--- START OF ITEMS ---
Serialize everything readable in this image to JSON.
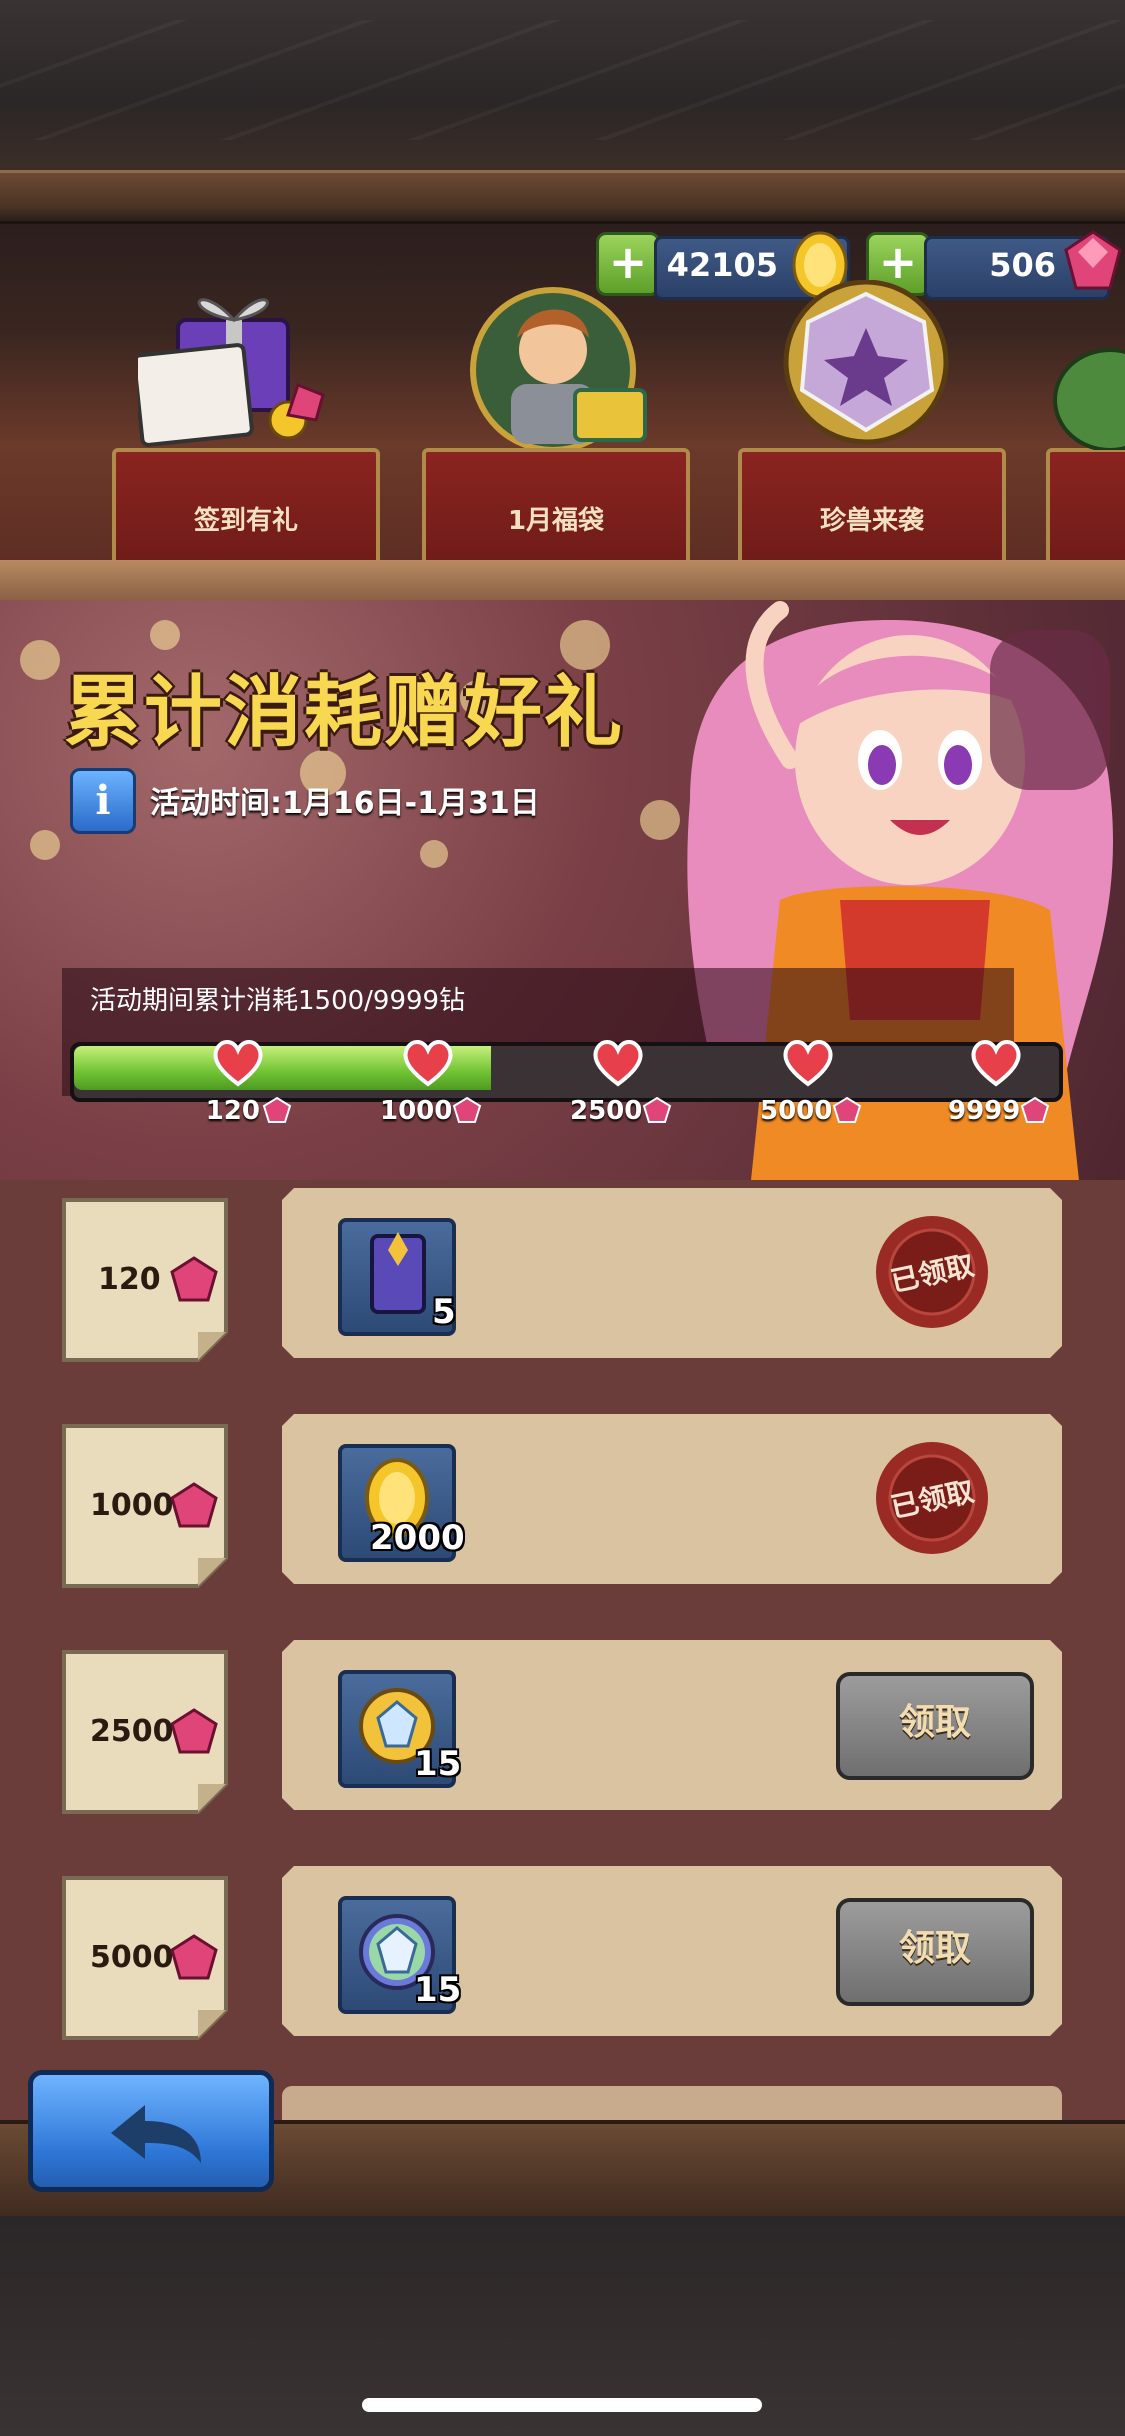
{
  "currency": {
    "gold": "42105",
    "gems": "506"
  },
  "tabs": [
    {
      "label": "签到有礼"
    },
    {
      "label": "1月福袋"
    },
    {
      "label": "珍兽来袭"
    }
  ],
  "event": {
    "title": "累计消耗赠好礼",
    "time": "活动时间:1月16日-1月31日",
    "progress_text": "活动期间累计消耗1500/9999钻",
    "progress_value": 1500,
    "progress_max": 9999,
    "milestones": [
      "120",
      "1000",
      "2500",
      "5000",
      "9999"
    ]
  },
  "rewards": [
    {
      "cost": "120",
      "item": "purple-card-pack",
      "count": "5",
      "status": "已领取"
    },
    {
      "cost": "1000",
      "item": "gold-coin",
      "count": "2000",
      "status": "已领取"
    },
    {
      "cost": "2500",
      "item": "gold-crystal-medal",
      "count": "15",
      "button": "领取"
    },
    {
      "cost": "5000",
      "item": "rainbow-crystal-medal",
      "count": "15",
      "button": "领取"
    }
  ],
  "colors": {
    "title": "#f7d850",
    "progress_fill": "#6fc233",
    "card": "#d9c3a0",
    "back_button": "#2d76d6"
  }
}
--- END OF ITEMS ---
**DIRECTIVE**
Only lines with the word "crystal" are wanted, so copy each one from the records.

**EXPECTED ANSWER**
      "item": "gold-crystal-medal",
      "item": "rainbow-crystal-medal",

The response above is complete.